#### WHAT NEEDS TO BE DONE:
Can you restate the records below word for word?

#### GIVEN DATA:

◆ ◆ ◆ ◆

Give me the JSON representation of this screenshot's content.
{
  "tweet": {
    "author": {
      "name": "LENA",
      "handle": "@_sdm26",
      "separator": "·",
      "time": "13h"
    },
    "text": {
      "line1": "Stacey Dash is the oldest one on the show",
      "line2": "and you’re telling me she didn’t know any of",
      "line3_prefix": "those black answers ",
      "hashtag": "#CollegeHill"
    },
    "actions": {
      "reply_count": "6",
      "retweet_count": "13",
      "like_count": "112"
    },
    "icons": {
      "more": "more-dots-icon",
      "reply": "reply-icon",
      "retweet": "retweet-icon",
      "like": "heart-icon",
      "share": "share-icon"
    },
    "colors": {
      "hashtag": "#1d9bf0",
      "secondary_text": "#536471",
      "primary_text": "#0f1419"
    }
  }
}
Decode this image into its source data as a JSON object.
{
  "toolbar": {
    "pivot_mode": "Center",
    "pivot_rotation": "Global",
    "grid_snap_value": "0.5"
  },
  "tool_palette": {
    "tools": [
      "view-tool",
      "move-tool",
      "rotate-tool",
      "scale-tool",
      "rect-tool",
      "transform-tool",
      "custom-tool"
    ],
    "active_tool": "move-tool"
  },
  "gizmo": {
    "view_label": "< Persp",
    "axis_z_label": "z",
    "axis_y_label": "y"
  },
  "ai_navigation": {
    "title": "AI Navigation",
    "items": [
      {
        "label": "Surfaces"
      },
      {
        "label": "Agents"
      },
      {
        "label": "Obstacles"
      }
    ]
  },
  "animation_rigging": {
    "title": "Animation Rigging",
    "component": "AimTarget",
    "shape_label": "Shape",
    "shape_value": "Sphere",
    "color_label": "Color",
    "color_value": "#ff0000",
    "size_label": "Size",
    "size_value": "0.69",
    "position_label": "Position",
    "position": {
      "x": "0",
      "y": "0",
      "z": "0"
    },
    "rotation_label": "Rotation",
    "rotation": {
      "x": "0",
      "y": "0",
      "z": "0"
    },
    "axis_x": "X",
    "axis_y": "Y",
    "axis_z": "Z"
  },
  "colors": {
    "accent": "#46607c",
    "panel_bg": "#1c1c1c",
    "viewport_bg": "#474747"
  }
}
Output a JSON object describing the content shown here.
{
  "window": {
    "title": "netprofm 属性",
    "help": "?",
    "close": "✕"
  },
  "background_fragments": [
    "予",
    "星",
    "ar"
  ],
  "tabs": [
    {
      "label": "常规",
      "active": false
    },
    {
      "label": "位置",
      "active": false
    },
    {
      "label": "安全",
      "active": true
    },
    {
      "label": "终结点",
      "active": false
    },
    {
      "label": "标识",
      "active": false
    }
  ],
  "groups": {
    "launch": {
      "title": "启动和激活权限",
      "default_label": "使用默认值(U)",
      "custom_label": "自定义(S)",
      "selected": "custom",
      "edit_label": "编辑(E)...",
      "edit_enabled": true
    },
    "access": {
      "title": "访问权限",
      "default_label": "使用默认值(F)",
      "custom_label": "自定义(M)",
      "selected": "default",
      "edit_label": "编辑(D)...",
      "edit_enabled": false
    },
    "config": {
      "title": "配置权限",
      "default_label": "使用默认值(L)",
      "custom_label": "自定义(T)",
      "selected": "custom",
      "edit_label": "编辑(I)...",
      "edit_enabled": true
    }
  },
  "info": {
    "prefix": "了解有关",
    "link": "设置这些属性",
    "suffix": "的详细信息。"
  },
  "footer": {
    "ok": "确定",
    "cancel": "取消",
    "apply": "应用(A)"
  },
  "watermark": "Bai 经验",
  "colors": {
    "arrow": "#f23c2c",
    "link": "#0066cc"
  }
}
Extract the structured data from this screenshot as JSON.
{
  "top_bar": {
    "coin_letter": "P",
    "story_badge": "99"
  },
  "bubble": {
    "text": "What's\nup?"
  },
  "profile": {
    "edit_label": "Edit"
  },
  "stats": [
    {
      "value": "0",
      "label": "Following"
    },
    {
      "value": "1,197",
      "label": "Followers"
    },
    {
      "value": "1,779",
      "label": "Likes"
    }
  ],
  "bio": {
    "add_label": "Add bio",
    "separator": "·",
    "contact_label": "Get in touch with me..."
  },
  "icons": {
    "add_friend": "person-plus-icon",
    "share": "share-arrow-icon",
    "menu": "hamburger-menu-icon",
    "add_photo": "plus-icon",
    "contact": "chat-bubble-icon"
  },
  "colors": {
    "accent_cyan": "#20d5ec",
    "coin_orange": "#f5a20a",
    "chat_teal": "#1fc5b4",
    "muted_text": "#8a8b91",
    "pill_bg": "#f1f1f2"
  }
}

◆ ◆ ◆ ◆

#### REPLY:
Give me the JSON representation of this screenshot's content.
{
  "tweet": {
    "author": {
      "name": "LENA",
      "handle": "@_sdm26",
      "separator": "·",
      "time": "13h"
    },
    "text": {
      "line1": "Stacey Dash is the oldest one on the show",
      "line2": "and you’re telling me she didn’t know any of",
      "line3_prefix": "those black answers ",
      "hashtag": "#CollegeHill"
    },
    "actions": {
      "reply_count": "6",
      "retweet_count": "13",
      "like_count": "112"
    },
    "icons": {
      "more": "more-dots-icon",
      "reply": "reply-icon",
      "retweet": "retweet-icon",
      "like": "heart-icon",
      "share": "share-icon"
    },
    "colors": {
      "hashtag": "#1d9bf0",
      "secondary_text": "#536471",
      "primary_text": "#0f1419"
    }
  }
}
Decode this image into its source data as a JSON object.
{
  "toolbar": {
    "pivot_mode": "Center",
    "pivot_rotation": "Global",
    "grid_snap_value": "0.5"
  },
  "tool_palette": {
    "tools": [
      "view-tool",
      "move-tool",
      "rotate-tool",
      "scale-tool",
      "rect-tool",
      "transform-tool",
      "custom-tool"
    ],
    "active_tool": "move-tool"
  },
  "gizmo": {
    "view_label": "< Persp",
    "axis_z_label": "z",
    "axis_y_label": "y"
  },
  "ai_navigation": {
    "title": "AI Navigation",
    "items": [
      {
        "label": "Surfaces"
      },
      {
        "label": "Agents"
      },
      {
        "label": "Obstacles"
      }
    ]
  },
  "animation_rigging": {
    "title": "Animation Rigging",
    "component": "AimTarget",
    "shape_label": "Shape",
    "shape_value": "Sphere",
    "color_label": "Color",
    "color_value": "#ff0000",
    "size_label": "Size",
    "size_value": "0.69",
    "position_label": "Position",
    "position": {
      "x": "0",
      "y": "0",
      "z": "0"
    },
    "rotation_label": "Rotation",
    "rotation": {
      "x": "0",
      "y": "0",
      "z": "0"
    },
    "axis_x": "X",
    "axis_y": "Y",
    "axis_z": "Z"
  },
  "colors": {
    "accent": "#46607c",
    "panel_bg": "#1c1c1c",
    "viewport_bg": "#474747"
  }
}
Output a JSON object describing the content shown here.
{
  "window": {
    "title": "netprofm 属性",
    "help": "?",
    "close": "✕"
  },
  "background_fragments": [
    "予",
    "星",
    "ar"
  ],
  "tabs": [
    {
      "label": "常规",
      "active": false
    },
    {
      "label": "位置",
      "active": false
    },
    {
      "label": "安全",
      "active": true
    },
    {
      "label": "终结点",
      "active": false
    },
    {
      "label": "标识",
      "active": false
    }
  ],
  "groups": {
    "launch": {
      "title": "启动和激活权限",
      "default_label": "使用默认值(U)",
      "custom_label": "自定义(S)",
      "selected": "custom",
      "edit_label": "编辑(E)...",
      "edit_enabled": true
    },
    "access": {
      "title": "访问权限",
      "default_label": "使用默认值(F)",
      "custom_label": "自定义(M)",
      "selected": "default",
      "edit_label": "编辑(D)...",
      "edit_enabled": false
    },
    "config": {
      "title": "配置权限",
      "default_label": "使用默认值(L)",
      "custom_label": "自定义(T)",
      "selected": "custom",
      "edit_label": "编辑(I)...",
      "edit_enabled": true
    }
  },
  "info": {
    "prefix": "了解有关",
    "link": "设置这些属性",
    "suffix": "的详细信息。"
  },
  "footer": {
    "ok": "确定",
    "cancel": "取消",
    "apply": "应用(A)"
  },
  "watermark": "Bai 经验",
  "colors": {
    "arrow": "#f23c2c",
    "link": "#0066cc"
  }
}
Extract the structured data from this screenshot as JSON.
{
  "top_bar": {
    "coin_letter": "P",
    "story_badge": "99"
  },
  "bubble": {
    "text": "What's\nup?"
  },
  "profile": {
    "edit_label": "Edit"
  },
  "stats": [
    {
      "value": "0",
      "label": "Following"
    },
    {
      "value": "1,197",
      "label": "Followers"
    },
    {
      "value": "1,779",
      "label": "Likes"
    }
  ],
  "bio": {
    "add_label": "Add bio",
    "separator": "·",
    "contact_label": "Get in touch with me..."
  },
  "icons": {
    "add_friend": "person-plus-icon",
    "share": "share-arrow-icon",
    "menu": "hamburger-menu-icon",
    "add_photo": "plus-icon",
    "contact": "chat-bubble-icon"
  },
  "colors": {
    "accent_cyan": "#20d5ec",
    "coin_orange": "#f5a20a",
    "chat_teal": "#1fc5b4",
    "muted_text": "#8a8b91",
    "pill_bg": "#f1f1f2"
  }
}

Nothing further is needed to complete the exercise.